[Stored entries]

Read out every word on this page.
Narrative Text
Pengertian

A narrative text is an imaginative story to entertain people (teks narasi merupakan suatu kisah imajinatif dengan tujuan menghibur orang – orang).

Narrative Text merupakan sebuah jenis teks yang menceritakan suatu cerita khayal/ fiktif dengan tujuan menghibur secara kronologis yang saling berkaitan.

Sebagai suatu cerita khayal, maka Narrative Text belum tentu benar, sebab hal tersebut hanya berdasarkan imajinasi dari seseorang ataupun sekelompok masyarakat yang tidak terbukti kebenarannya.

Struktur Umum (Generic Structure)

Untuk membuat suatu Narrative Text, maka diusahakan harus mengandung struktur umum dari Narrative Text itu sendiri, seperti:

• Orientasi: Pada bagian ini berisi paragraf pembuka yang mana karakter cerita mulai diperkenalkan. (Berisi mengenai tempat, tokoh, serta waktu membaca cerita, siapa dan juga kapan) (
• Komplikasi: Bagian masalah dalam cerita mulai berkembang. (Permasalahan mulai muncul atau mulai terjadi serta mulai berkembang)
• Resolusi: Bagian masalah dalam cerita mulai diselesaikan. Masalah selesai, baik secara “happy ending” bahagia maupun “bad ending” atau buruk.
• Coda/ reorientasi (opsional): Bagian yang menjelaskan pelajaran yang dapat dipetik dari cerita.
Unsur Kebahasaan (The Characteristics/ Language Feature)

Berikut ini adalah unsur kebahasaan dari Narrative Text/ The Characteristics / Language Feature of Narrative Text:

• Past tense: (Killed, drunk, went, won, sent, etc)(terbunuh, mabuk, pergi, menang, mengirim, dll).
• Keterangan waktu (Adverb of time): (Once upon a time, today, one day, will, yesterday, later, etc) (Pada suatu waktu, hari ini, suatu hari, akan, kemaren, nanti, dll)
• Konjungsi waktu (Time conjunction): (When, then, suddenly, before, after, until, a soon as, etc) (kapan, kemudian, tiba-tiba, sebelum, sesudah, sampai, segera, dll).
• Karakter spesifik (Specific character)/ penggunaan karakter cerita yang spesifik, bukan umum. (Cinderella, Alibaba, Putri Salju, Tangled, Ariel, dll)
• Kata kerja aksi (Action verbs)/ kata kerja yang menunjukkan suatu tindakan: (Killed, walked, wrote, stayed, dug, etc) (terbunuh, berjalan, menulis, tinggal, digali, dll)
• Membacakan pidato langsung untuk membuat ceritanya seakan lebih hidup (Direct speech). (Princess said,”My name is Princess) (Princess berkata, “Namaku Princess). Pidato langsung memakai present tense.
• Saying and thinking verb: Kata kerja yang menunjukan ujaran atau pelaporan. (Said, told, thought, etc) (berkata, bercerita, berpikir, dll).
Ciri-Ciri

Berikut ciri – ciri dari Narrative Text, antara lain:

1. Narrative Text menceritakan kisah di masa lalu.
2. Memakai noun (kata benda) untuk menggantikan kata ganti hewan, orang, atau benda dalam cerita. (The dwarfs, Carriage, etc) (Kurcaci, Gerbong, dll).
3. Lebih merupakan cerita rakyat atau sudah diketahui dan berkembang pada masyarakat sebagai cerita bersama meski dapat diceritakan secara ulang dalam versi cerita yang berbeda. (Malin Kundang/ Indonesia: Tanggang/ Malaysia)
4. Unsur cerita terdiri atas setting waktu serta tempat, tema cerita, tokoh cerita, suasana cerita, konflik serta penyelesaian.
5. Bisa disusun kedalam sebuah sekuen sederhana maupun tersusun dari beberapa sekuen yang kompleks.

> _WHAT YOU NEED TO DO_:
Output the listing above without altering a single character.

> _TASK SOLUTION_:
Read out every word on this page.
Narrative Text
Pengertian

A narrative text is an imaginative story to entertain people (teks narasi merupakan suatu kisah imajinatif dengan tujuan menghibur orang – orang).

Narrative Text merupakan sebuah jenis teks yang menceritakan suatu cerita khayal/ fiktif dengan tujuan menghibur secara kronologis yang saling berkaitan.

Sebagai suatu cerita khayal, maka Narrative Text belum tentu benar, sebab hal tersebut hanya berdasarkan imajinasi dari seseorang ataupun sekelompok masyarakat yang tidak terbukti kebenarannya.

Struktur Umum (Generic Structure)

Untuk membuat suatu Narrative Text, maka diusahakan harus mengandung struktur umum dari Narrative Text itu sendiri, seperti:

• Orientasi: Pada bagian ini berisi paragraf pembuka yang mana karakter cerita mulai diperkenalkan. (Berisi mengenai tempat, tokoh, serta waktu membaca cerita, siapa dan juga kapan) (
• Komplikasi: Bagian masalah dalam cerita mulai berkembang. (Permasalahan mulai muncul atau mulai terjadi serta mulai berkembang)
• Resolusi: Bagian masalah dalam cerita mulai diselesaikan. Masalah selesai, baik secara “happy ending” bahagia maupun “bad ending” atau buruk.
• Coda/ reorientasi (opsional): Bagian yang menjelaskan pelajaran yang dapat dipetik dari cerita.
Unsur Kebahasaan (The Characteristics/ Language Feature)

Berikut ini adalah unsur kebahasaan dari Narrative Text/ The Characteristics / Language Feature of Narrative Text:

• Past tense: (Killed, drunk, went, won, sent, etc)(terbunuh, mabuk, pergi, menang, mengirim, dll).
• Keterangan waktu (Adverb of time): (Once upon a time, today, one day, will, yesterday, later, etc) (Pada suatu waktu, hari ini, suatu hari, akan, kemaren, nanti, dll)
• Konjungsi waktu (Time conjunction): (When, then, suddenly, before, after, until, a soon as, etc) (kapan, kemudian, tiba-tiba, sebelum, sesudah, sampai, segera, dll).
• Karakter spesifik (Specific character)/ penggunaan karakter cerita yang spesifik, bukan umum. (Cinderella, Alibaba, Putri Salju, Tangled, Ariel, dll)
• Kata kerja aksi (Action verbs)/ kata kerja yang menunjukkan suatu tindakan: (Killed, walked, wrote, stayed, dug, etc) (terbunuh, berjalan, menulis, tinggal, digali, dll)
• Membacakan pidato langsung untuk membuat ceritanya seakan lebih hidup (Direct speech). (Princess said,”My name is Princess) (Princess berkata, “Namaku Princess). Pidato langsung memakai present tense.
• Saying and thinking verb: Kata kerja yang menunjukan ujaran atau pelaporan. (Said, told, thought, etc) (berkata, bercerita, berpikir, dll).
Ciri-Ciri

Berikut ciri – ciri dari Narrative Text, antara lain:

1. Narrative Text menceritakan kisah di masa lalu.
2. Memakai noun (kata benda) untuk menggantikan kata ganti hewan, orang, atau benda dalam cerita. (The dwarfs, Carriage, etc) (Kurcaci, Gerbong, dll).
3. Lebih merupakan cerita rakyat atau sudah diketahui dan berkembang pada masyarakat sebagai cerita bersama meski dapat diceritakan secara ulang dalam versi cerita yang berbeda. (Malin Kundang/ Indonesia: Tanggang/ Malaysia)
4. Unsur cerita terdiri atas setting waktu serta tempat, tema cerita, tokoh cerita, suasana cerita, konflik serta penyelesaian.
5. Bisa disusun kedalam sebuah sekuen sederhana maupun tersusun dari beberapa sekuen yang kompleks.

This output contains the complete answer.